MATERIALS PROVIDED:
# # # #
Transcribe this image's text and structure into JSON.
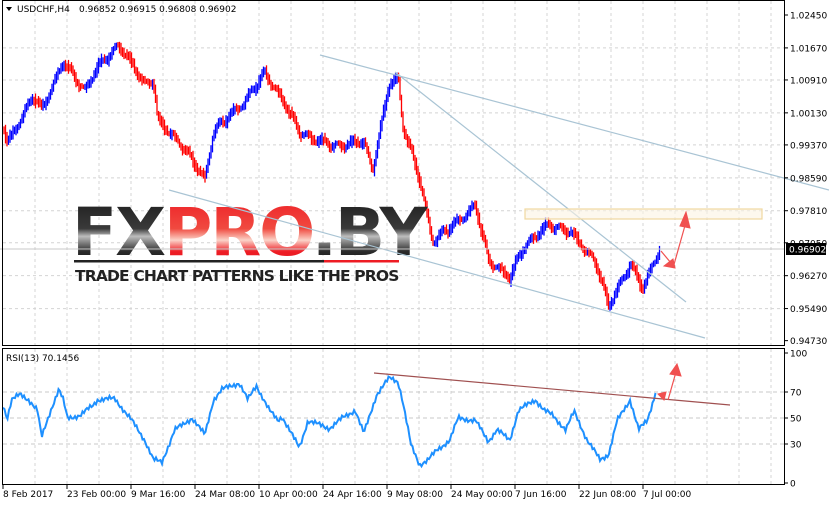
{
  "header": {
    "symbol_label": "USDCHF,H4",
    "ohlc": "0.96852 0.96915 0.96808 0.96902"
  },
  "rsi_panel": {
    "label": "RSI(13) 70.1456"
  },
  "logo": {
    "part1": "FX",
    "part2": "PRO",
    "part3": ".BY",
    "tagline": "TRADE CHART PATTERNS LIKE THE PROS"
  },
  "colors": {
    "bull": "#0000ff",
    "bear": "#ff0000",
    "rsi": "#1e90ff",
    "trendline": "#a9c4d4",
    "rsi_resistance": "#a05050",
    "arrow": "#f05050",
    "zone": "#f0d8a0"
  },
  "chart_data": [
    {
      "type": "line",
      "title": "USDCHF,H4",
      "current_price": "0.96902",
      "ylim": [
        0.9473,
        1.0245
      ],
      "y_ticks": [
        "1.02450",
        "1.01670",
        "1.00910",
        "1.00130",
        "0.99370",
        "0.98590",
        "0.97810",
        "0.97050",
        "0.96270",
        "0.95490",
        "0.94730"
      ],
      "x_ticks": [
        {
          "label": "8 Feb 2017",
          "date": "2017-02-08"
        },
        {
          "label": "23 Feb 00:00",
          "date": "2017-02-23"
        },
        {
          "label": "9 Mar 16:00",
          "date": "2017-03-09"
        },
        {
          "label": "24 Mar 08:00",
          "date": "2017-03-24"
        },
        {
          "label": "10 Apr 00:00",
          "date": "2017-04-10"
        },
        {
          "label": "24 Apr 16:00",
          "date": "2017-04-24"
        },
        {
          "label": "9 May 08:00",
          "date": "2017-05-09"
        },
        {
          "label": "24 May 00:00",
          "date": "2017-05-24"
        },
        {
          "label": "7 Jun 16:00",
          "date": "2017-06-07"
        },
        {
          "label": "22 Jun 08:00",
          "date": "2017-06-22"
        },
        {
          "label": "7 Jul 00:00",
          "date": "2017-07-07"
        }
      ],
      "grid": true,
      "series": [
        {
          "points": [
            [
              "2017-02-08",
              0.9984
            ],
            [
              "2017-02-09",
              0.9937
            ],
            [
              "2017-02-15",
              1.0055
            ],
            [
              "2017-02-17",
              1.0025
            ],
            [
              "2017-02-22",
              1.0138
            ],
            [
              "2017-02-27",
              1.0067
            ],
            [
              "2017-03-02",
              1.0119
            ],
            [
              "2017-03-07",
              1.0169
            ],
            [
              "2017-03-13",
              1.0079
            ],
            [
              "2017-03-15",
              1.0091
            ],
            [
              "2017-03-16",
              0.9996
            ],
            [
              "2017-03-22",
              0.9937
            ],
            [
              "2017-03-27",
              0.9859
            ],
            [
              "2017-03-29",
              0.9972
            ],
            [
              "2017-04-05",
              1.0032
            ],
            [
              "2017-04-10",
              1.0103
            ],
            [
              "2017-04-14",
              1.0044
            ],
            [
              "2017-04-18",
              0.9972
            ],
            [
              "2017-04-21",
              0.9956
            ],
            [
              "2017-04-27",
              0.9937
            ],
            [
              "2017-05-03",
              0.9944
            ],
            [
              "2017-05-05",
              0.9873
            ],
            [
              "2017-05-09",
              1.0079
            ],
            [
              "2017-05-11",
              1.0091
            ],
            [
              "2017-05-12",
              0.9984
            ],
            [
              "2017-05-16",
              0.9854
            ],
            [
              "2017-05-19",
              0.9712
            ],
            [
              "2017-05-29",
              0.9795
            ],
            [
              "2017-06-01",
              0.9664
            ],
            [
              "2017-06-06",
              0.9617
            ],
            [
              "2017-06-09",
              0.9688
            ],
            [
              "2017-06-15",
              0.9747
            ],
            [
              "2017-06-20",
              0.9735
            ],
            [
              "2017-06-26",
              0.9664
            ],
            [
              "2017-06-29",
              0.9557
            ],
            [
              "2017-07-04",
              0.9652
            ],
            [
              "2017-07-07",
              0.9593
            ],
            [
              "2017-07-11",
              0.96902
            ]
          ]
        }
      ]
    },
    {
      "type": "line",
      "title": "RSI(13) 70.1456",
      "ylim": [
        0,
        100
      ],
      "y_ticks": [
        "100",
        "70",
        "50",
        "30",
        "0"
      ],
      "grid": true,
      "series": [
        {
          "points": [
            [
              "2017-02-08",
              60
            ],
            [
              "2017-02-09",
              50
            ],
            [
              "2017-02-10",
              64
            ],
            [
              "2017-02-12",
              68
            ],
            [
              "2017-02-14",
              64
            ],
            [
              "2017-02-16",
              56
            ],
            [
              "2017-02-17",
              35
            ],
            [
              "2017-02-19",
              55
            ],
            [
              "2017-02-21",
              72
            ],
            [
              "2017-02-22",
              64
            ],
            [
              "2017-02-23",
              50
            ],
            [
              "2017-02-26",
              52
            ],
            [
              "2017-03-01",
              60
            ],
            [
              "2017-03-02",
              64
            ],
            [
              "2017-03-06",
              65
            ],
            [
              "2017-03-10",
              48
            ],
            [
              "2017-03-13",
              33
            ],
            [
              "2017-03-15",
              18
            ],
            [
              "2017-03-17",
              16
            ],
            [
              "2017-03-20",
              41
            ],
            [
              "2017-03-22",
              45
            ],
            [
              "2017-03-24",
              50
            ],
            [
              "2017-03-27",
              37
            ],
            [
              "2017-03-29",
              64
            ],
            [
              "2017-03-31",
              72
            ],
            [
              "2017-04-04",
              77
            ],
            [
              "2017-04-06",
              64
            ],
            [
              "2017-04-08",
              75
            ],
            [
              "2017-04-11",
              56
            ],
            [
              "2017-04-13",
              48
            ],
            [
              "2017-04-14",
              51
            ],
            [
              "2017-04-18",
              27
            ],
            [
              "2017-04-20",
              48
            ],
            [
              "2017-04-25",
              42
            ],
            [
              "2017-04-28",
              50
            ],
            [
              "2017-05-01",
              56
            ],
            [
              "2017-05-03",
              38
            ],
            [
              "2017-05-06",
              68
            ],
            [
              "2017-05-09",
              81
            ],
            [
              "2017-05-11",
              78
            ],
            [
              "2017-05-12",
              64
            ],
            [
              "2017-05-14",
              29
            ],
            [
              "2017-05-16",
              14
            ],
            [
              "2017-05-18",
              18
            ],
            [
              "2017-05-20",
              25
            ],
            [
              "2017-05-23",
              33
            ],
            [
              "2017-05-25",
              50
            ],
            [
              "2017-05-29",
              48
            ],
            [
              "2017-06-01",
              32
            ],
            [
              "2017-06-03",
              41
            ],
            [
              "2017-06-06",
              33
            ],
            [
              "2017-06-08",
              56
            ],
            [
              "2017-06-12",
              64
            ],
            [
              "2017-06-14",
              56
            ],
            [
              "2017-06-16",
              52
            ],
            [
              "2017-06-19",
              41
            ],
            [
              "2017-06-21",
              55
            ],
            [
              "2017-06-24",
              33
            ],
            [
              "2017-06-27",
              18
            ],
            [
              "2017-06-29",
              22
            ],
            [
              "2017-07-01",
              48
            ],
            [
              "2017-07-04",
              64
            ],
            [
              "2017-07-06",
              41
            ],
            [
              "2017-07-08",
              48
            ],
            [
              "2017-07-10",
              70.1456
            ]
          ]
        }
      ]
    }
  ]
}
# # # #
Say only how many lines in the records carry the word "USDCHF".

ANSWER FOR THE TASK:
2